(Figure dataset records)
(begin)

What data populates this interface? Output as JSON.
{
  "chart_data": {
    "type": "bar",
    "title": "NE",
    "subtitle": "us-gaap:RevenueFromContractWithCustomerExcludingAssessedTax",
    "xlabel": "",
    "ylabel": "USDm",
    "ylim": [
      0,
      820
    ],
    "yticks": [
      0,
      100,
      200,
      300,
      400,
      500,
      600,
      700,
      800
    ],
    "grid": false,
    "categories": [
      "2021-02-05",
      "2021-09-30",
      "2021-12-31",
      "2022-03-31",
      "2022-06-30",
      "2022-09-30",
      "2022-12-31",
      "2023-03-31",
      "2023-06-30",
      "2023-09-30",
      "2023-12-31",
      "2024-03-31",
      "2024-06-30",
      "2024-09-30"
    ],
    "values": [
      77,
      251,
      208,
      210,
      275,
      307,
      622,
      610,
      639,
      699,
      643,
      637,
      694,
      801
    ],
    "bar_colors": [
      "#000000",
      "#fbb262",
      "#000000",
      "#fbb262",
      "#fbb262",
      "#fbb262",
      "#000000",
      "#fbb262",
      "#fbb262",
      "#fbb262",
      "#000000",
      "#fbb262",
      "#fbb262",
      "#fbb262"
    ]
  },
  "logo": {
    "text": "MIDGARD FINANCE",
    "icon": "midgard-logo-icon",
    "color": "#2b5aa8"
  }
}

(end)

**PROBLEM TO WORK ON:**
Copy out every line of the data above, exactly as given.

**TASK RESULT:**
What data populates this interface? Output as JSON.
{
  "chart_data": {
    "type": "bar",
    "title": "NE",
    "subtitle": "us-gaap:RevenueFromContractWithCustomerExcludingAssessedTax",
    "xlabel": "",
    "ylabel": "USDm",
    "ylim": [
      0,
      820
    ],
    "yticks": [
      0,
      100,
      200,
      300,
      400,
      500,
      600,
      700,
      800
    ],
    "grid": false,
    "categories": [
      "2021-02-05",
      "2021-09-30",
      "2021-12-31",
      "2022-03-31",
      "2022-06-30",
      "2022-09-30",
      "2022-12-31",
      "2023-03-31",
      "2023-06-30",
      "2023-09-30",
      "2023-12-31",
      "2024-03-31",
      "2024-06-30",
      "2024-09-30"
    ],
    "values": [
      77,
      251,
      208,
      210,
      275,
      307,
      622,
      610,
      639,
      699,
      643,
      637,
      694,
      801
    ],
    "bar_colors": [
      "#000000",
      "#fbb262",
      "#000000",
      "#fbb262",
      "#fbb262",
      "#fbb262",
      "#000000",
      "#fbb262",
      "#fbb262",
      "#fbb262",
      "#000000",
      "#fbb262",
      "#fbb262",
      "#fbb262"
    ]
  },
  "logo": {
    "text": "MIDGARD FINANCE",
    "icon": "midgard-logo-icon",
    "color": "#2b5aa8"
  }
}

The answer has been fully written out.